◆ AIM OF THE EXERCISE ◆
Express every line of the rows below as a JSON list of strings, one string per line, omitting blank lines and leaving out the pictures.
──────────────────────────────
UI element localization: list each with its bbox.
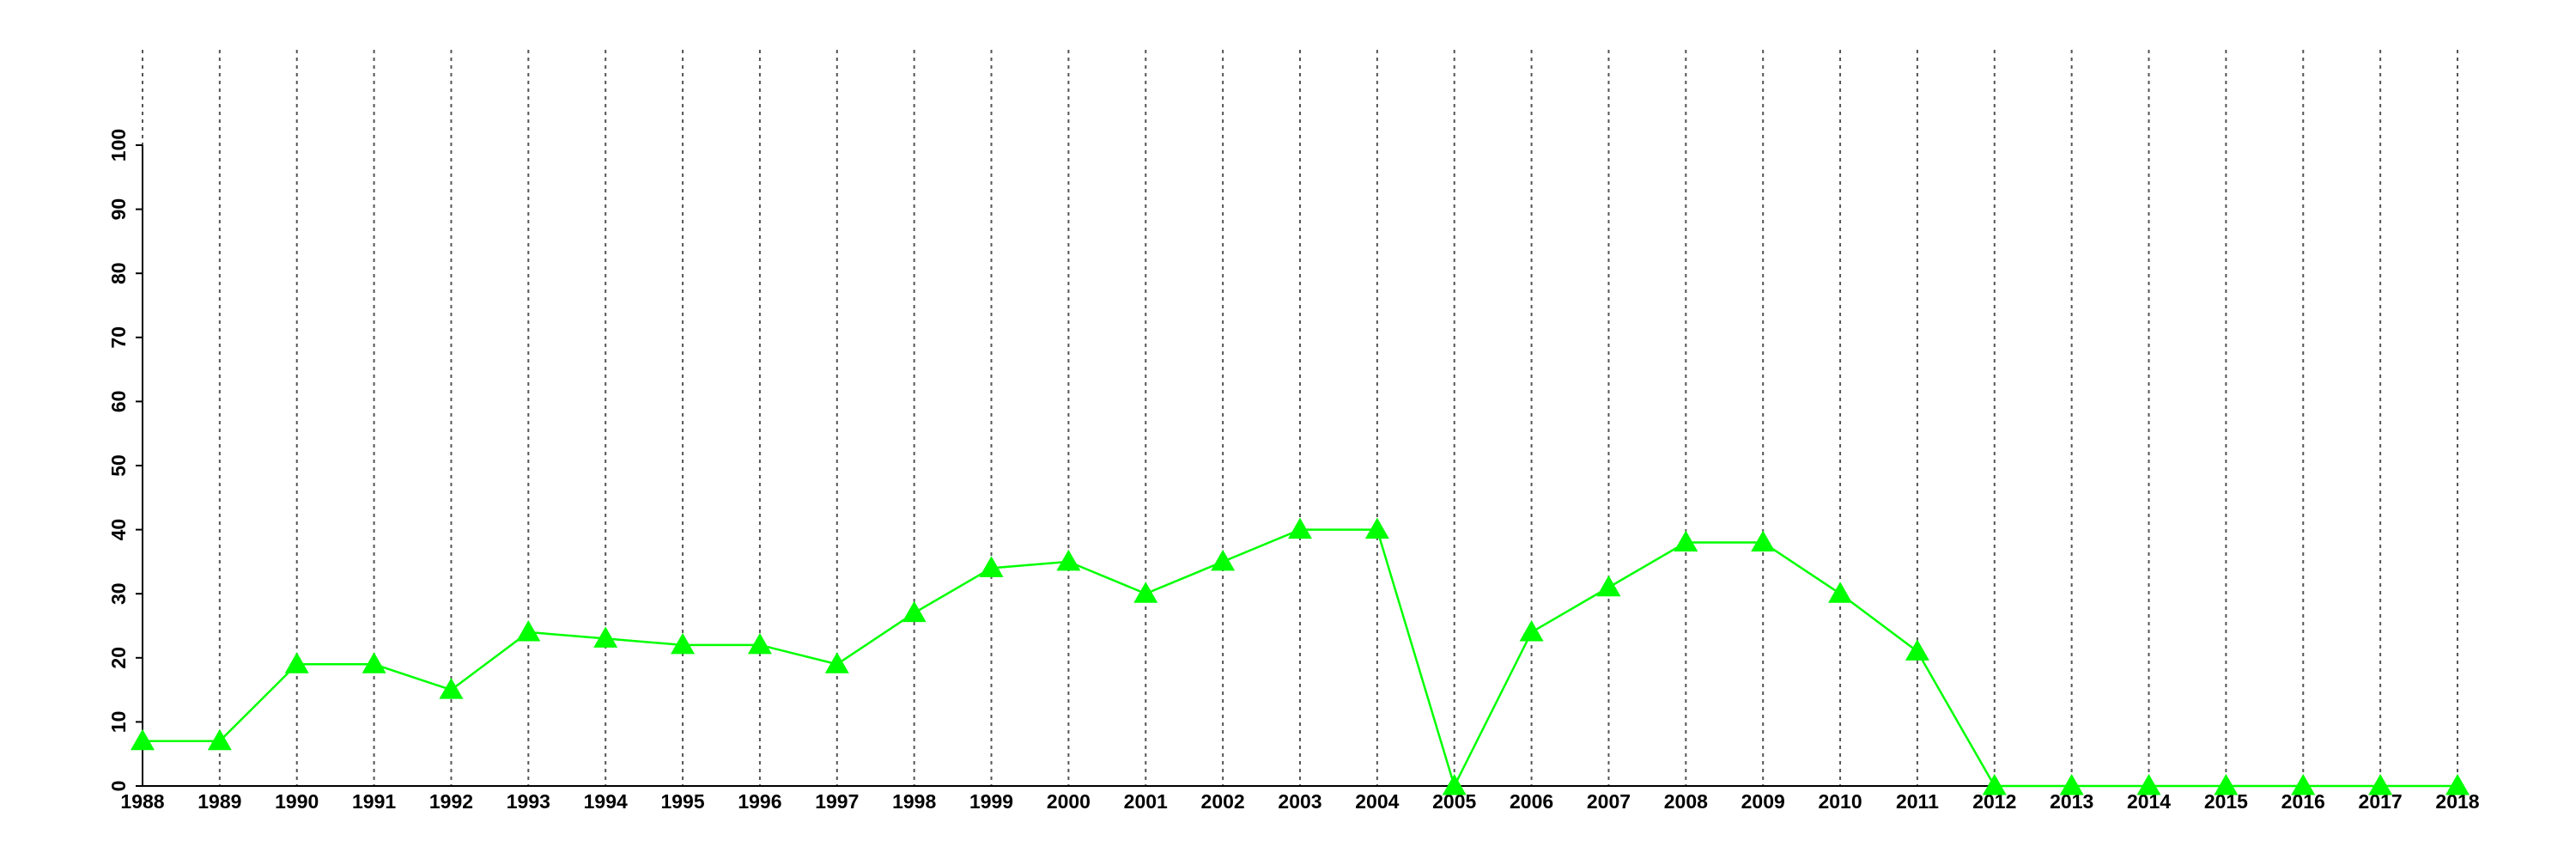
marker (2445, 774, 2470, 795)
marker (131, 728, 155, 751)
x-tick-label: 2011 (1896, 790, 1939, 813)
marker (1056, 549, 1081, 571)
marker (516, 619, 541, 642)
x-tick-label: 2009 (1741, 790, 1785, 813)
y-tick-label: 60 (107, 391, 130, 413)
marker (671, 632, 696, 655)
marker (1751, 530, 1776, 552)
marker (1288, 517, 1312, 539)
marker (1442, 774, 1467, 795)
marker (439, 678, 464, 699)
marker (1982, 774, 2007, 795)
x-tick-label: 1991 (352, 790, 396, 813)
marker (207, 728, 232, 751)
x-tick-label: 1992 (429, 790, 473, 813)
y-tick-label: 40 (107, 519, 130, 541)
marker (1211, 549, 1236, 571)
marker (1364, 517, 1389, 539)
marker (1519, 619, 1544, 642)
marker (824, 652, 849, 673)
marker (1133, 582, 1158, 603)
x-tick-label: 1990 (275, 790, 319, 813)
x-tick-label: 2010 (1818, 790, 1862, 813)
marker (1596, 575, 1621, 597)
marker (2291, 774, 2316, 795)
x-tick-label: 2004 (1355, 790, 1399, 813)
y-tick-label: 50 (107, 454, 130, 477)
x-tick-label: 2001 (1124, 790, 1168, 813)
x-tick-label: 1995 (660, 790, 704, 813)
marker (1828, 582, 1853, 603)
x-tick-label: 2000 (1047, 790, 1091, 813)
x-tick-label: 1993 (507, 790, 550, 813)
x-tick-label: 1998 (892, 790, 936, 813)
marker (979, 556, 1004, 577)
x-tick-label: 2002 (1201, 790, 1245, 813)
x-tick-label: 1997 (815, 790, 859, 813)
marker (593, 626, 618, 648)
marker (284, 652, 309, 673)
x-tick-label: 1994 (584, 790, 628, 813)
marker (2136, 774, 2161, 795)
x-tick-label: 2008 (1664, 790, 1708, 813)
x-tick-label: 1988 (120, 790, 164, 813)
marker (1674, 530, 1698, 552)
x-tick-label: 2007 (1587, 790, 1631, 813)
marker (2059, 774, 2084, 795)
x-tick-label: 1989 (197, 790, 241, 813)
y-tick-label: 70 (107, 326, 130, 349)
x-tick-label: 1999 (969, 790, 1013, 813)
marker (747, 632, 772, 655)
x-tick-label: 2006 (1510, 790, 1553, 813)
x-tick-label: 1996 (738, 790, 781, 813)
marker (902, 600, 927, 623)
y-tick-label: 20 (107, 647, 130, 669)
y-tick-label: 80 (107, 262, 130, 284)
y-tick-label: 10 (107, 711, 130, 734)
y-tick-label: 100 (107, 129, 130, 161)
marker (1905, 639, 1929, 661)
marker (2368, 774, 2393, 795)
marker (361, 652, 386, 673)
y-tick-label: 90 (107, 198, 130, 221)
y-tick-label: 30 (107, 582, 130, 605)
marker (2214, 774, 2239, 795)
x-tick-label: 2003 (1278, 790, 1321, 813)
y-tick-label: 0 (107, 781, 130, 792)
──────────────────────────────
◆ FULL SOLUTION ◆
[
  "UI element localization: list each with its bbox.",
  "marker (2445, 774, 2470, 795)",
  "marker (131, 728, 155, 751)",
  "x-tick-label: 2011 (1896, 790, 1939, 813)",
  "marker (1056, 549, 1081, 571)",
  "marker (516, 619, 541, 642)",
  "x-tick-label: 2009 (1741, 790, 1785, 813)",
  "y-tick-label: 60 (107, 391, 130, 413)",
  "marker (671, 632, 696, 655)",
  "marker (1751, 530, 1776, 552)",
  "marker (1288, 517, 1312, 539)",
  "marker (1442, 774, 1467, 795)",
  "marker (439, 678, 464, 699)",
  "marker (1982, 774, 2007, 795)",
  "x-tick-label: 1991 (352, 790, 396, 813)",
  "marker (207, 728, 232, 751)",
  "x-tick-label: 1992 (429, 790, 473, 813)",
  "y-tick-label: 40 (107, 519, 130, 541)",
  "marker (1211, 549, 1236, 571)",
  "marker (1364, 517, 1389, 539)",
  "marker (1519, 619, 1544, 642)",
  "marker (824, 652, 849, 673)",
  "marker (1133, 582, 1158, 603)",
  "x-tick-label: 1990 (275, 790, 319, 813)",
  "x-tick-label: 2010 (1818, 790, 1862, 813)",
  "marker (1596, 575, 1621, 597)",
  "marker (2291, 774, 2316, 795)",
  "x-tick-label: 2004 (1355, 790, 1399, 813)",
  "y-tick-label: 50 (107, 454, 130, 477)",
  "x-tick-label: 2001 (1124, 790, 1168, 813)",
  "x-tick-label: 1995 (660, 790, 704, 813)",
  "marker (1828, 582, 1853, 603)",
  "x-tick-label: 2000 (1047, 790, 1091, 813)",
  "x-tick-label: 1993 (507, 790, 550, 813)",
  "x-tick-label: 1998 (892, 790, 936, 813)",
  "marker (979, 556, 1004, 577)",
  "x-tick-label: 2002 (1201, 790, 1245, 813)",
  "x-tick-label: 1997 (815, 790, 859, 813)",
  "marker (593, 626, 618, 648)",
  "marker (284, 652, 309, 673)",
  "x-tick-label: 1994 (584, 790, 628, 813)",
  "marker (2136, 774, 2161, 795)",
  "x-tick-label: 2008 (1664, 790, 1708, 813)",
  "x-tick-label: 1988 (120, 790, 164, 813)",
  "marker (1674, 530, 1698, 552)",
  "x-tick-label: 2007 (1587, 790, 1631, 813)",
  "marker (2059, 774, 2084, 795)",
  "x-tick-label: 1989 (197, 790, 241, 813)",
  "y-tick-label: 70 (107, 326, 130, 349)",
  "x-tick-label: 1999 (969, 790, 1013, 813)",
  "marker (747, 632, 772, 655)",
  "x-tick-label: 2006 (1510, 790, 1553, 813)",
  "x-tick-label: 1996 (738, 790, 781, 813)",
  "marker (902, 600, 927, 623)",
  "y-tick-label: 20 (107, 647, 130, 669)",
  "y-tick-label: 80 (107, 262, 130, 284)",
  "y-tick-label: 10 (107, 711, 130, 734)",
  "y-tick-label: 100 (107, 129, 130, 161)",
  "marker (1905, 639, 1929, 661)",
  "marker (2368, 774, 2393, 795)",
  "marker (361, 652, 386, 673)",
  "y-tick-label: 90 (107, 198, 130, 221)",
  "y-tick-label: 30 (107, 582, 130, 605)",
  "marker (2214, 774, 2239, 795)",
  "x-tick-label: 2003 (1278, 790, 1321, 813)",
  "y-tick-label: 0 (107, 781, 130, 792)"
]